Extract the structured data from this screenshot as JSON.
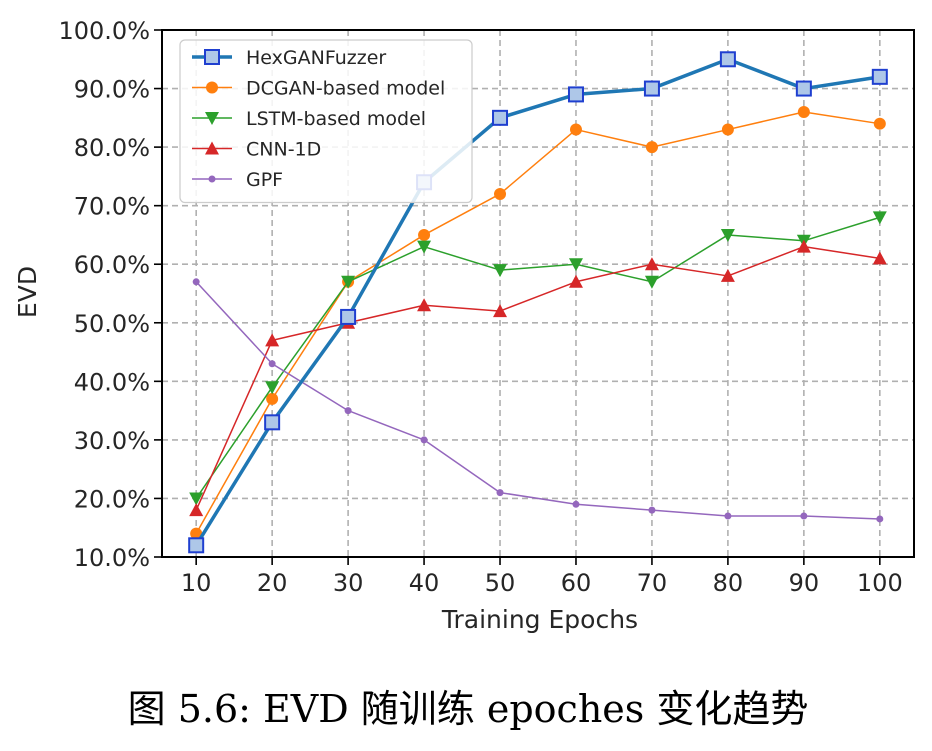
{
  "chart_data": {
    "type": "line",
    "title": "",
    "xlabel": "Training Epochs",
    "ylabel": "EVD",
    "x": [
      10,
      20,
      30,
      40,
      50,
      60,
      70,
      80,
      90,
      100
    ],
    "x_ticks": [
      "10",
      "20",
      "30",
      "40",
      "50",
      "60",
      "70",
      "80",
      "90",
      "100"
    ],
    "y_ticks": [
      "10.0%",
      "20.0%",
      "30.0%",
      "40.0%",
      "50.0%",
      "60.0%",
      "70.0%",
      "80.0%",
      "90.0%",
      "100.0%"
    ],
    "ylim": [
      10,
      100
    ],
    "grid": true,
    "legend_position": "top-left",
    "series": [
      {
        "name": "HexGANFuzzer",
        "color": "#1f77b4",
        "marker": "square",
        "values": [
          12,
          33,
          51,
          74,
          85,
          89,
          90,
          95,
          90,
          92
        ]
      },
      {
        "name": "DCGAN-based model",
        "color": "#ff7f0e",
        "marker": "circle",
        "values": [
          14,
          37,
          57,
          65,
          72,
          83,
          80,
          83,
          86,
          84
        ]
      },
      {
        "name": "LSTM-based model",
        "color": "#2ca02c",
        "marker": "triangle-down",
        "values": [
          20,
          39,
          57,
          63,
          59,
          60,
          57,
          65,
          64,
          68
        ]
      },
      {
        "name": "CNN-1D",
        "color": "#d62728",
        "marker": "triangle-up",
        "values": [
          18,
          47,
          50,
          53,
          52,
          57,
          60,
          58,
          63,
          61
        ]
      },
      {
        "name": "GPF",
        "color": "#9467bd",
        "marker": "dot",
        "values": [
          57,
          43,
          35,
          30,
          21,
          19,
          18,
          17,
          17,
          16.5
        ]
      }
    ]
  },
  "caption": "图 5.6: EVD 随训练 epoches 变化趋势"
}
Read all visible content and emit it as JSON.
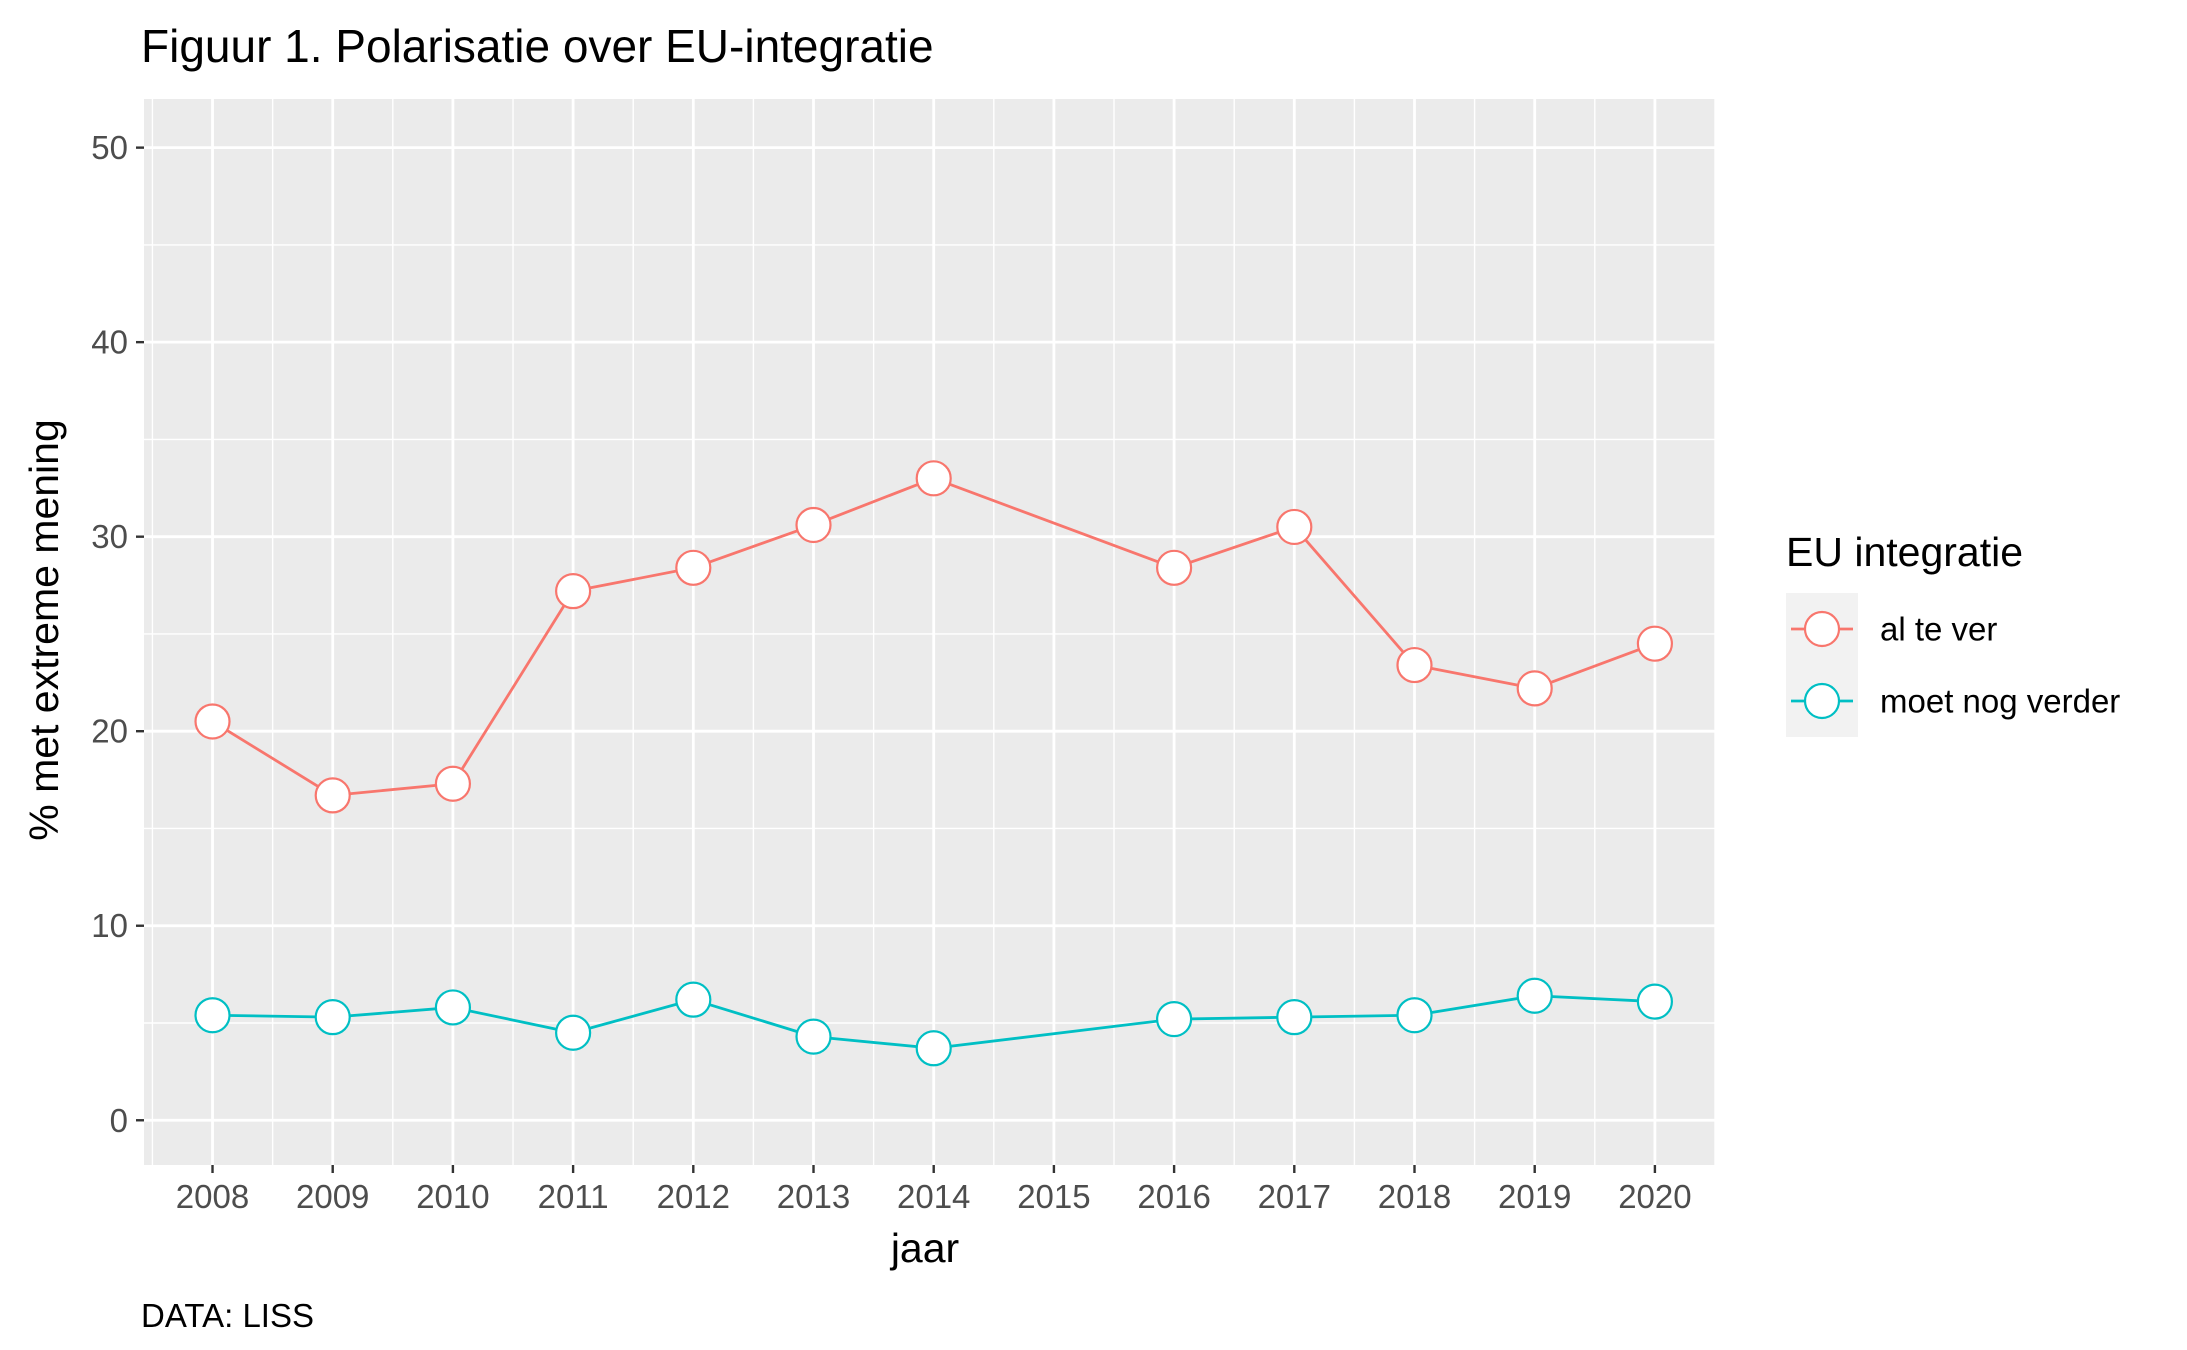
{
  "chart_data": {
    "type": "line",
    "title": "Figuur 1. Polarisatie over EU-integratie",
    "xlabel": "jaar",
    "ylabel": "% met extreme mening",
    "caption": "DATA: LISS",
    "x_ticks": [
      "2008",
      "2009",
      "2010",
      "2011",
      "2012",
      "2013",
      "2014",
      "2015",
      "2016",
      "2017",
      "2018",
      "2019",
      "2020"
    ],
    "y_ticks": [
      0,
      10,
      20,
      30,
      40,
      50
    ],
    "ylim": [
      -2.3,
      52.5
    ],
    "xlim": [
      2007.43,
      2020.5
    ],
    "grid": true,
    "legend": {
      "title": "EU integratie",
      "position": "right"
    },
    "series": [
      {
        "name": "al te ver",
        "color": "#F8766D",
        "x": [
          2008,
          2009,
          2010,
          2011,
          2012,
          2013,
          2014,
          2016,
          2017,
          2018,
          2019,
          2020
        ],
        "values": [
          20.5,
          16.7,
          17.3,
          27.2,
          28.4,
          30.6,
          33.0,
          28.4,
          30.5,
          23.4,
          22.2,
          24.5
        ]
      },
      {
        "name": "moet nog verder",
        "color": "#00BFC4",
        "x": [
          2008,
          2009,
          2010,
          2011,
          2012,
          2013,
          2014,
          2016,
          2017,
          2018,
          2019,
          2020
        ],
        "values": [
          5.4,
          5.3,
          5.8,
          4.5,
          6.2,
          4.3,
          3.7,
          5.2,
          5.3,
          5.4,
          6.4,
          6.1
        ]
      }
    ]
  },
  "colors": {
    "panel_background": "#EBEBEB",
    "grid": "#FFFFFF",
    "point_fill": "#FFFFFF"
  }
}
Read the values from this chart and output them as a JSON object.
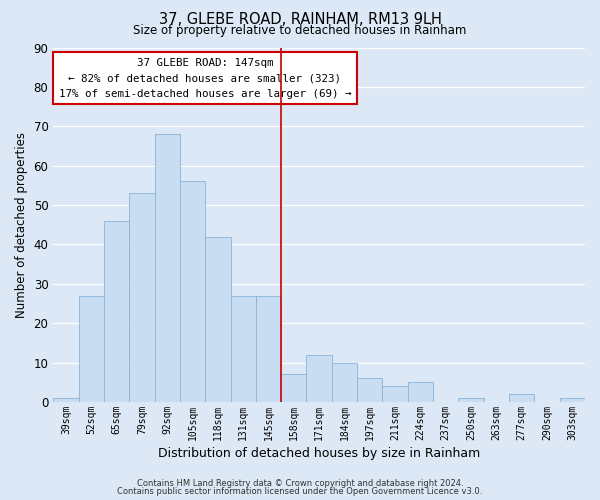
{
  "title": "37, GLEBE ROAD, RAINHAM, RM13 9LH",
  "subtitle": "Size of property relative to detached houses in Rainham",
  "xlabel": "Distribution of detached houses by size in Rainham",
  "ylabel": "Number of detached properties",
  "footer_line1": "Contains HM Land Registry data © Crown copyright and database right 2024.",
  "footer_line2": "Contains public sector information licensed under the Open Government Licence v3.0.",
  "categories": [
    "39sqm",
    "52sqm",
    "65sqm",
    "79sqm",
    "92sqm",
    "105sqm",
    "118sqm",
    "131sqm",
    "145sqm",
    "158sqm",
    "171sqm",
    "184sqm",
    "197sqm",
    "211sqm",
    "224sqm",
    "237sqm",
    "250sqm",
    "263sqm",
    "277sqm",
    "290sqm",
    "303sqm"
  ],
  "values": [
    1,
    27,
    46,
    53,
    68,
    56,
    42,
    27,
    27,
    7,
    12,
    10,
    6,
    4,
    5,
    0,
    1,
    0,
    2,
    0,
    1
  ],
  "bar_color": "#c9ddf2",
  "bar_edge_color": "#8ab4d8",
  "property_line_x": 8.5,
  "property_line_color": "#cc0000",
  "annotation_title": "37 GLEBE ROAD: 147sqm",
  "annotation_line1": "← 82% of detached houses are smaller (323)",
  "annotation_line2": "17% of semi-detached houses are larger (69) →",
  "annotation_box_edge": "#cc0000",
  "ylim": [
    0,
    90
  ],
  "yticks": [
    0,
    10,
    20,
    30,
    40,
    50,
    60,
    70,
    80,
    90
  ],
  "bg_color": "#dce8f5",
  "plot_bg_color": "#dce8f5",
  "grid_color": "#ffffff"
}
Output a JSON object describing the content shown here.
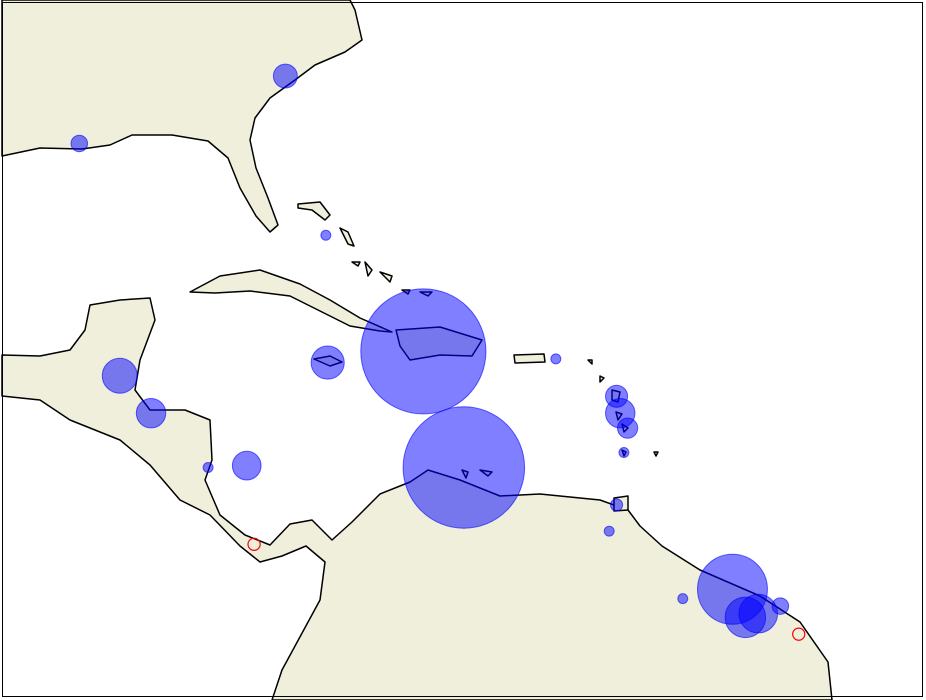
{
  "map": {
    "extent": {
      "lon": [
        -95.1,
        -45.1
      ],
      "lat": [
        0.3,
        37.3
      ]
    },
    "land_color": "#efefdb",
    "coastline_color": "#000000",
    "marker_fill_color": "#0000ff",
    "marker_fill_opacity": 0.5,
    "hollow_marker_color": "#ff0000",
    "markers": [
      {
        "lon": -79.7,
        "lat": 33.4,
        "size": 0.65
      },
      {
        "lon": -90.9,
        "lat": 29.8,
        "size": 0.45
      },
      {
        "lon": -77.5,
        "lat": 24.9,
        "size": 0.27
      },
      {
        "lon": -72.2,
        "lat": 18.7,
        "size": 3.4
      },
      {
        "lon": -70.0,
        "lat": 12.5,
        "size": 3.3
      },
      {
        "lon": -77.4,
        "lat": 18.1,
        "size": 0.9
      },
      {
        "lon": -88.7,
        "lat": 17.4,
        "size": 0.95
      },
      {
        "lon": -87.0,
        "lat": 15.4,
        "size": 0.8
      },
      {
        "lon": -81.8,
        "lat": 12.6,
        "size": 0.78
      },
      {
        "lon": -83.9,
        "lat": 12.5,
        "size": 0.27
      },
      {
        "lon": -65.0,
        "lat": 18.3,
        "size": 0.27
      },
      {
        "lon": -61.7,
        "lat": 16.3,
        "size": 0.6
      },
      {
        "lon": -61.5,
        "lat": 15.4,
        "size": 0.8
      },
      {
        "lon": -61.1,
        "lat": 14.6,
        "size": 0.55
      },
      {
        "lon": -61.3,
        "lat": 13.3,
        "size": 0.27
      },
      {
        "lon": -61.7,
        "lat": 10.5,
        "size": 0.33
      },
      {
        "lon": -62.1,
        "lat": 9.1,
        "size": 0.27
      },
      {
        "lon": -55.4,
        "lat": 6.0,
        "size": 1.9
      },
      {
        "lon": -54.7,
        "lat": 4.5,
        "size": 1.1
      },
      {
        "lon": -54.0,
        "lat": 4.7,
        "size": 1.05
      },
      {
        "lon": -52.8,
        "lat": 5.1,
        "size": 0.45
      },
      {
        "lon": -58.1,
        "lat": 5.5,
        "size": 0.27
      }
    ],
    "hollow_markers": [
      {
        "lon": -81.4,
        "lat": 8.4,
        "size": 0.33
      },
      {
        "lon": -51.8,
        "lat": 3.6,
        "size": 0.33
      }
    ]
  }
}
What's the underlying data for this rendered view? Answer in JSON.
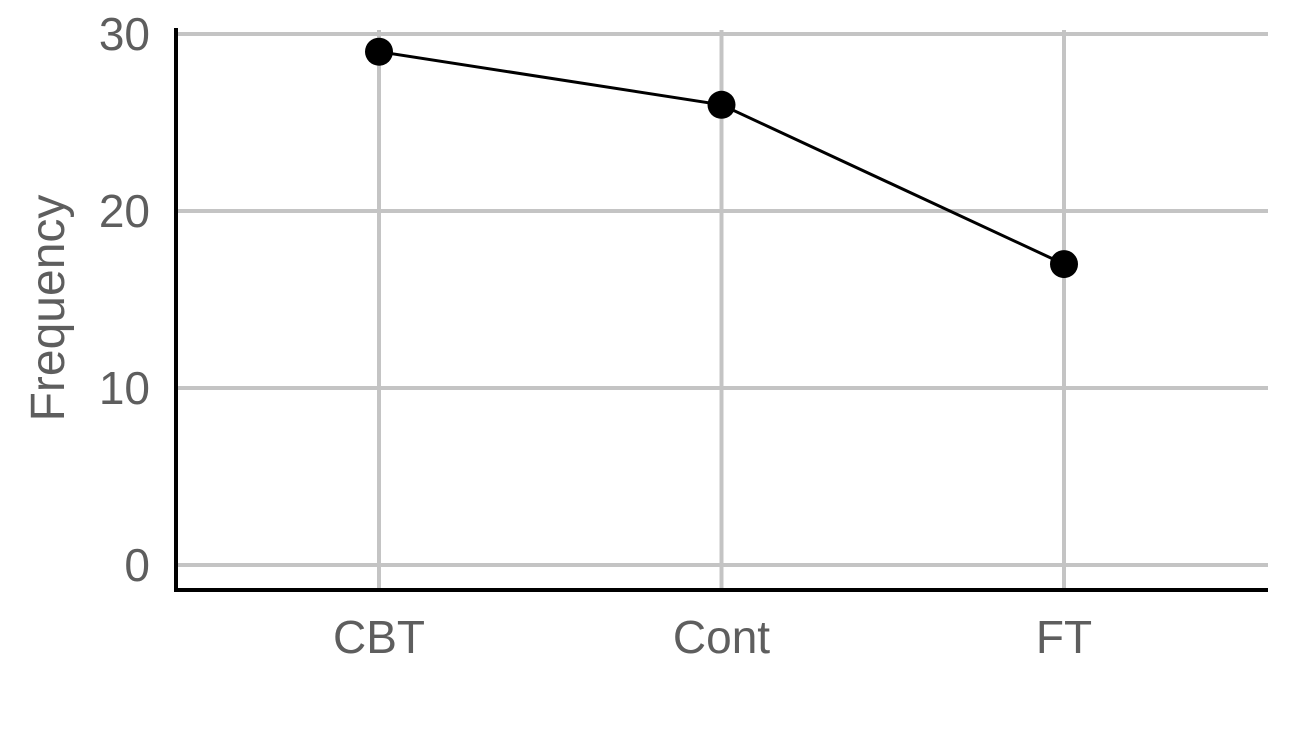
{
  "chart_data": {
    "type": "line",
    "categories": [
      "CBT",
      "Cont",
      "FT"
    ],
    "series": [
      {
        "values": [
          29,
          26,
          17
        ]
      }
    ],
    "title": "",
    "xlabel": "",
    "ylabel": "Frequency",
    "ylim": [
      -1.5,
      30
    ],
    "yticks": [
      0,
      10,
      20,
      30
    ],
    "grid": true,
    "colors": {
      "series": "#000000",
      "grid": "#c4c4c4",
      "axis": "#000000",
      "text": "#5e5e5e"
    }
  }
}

---*---

DIRECTION: From the entries above, return each line with the word "triangle" in it.

EXERCISE RESPONSE:
        "marker": "triangle-down",
        "marker": "triangle-up",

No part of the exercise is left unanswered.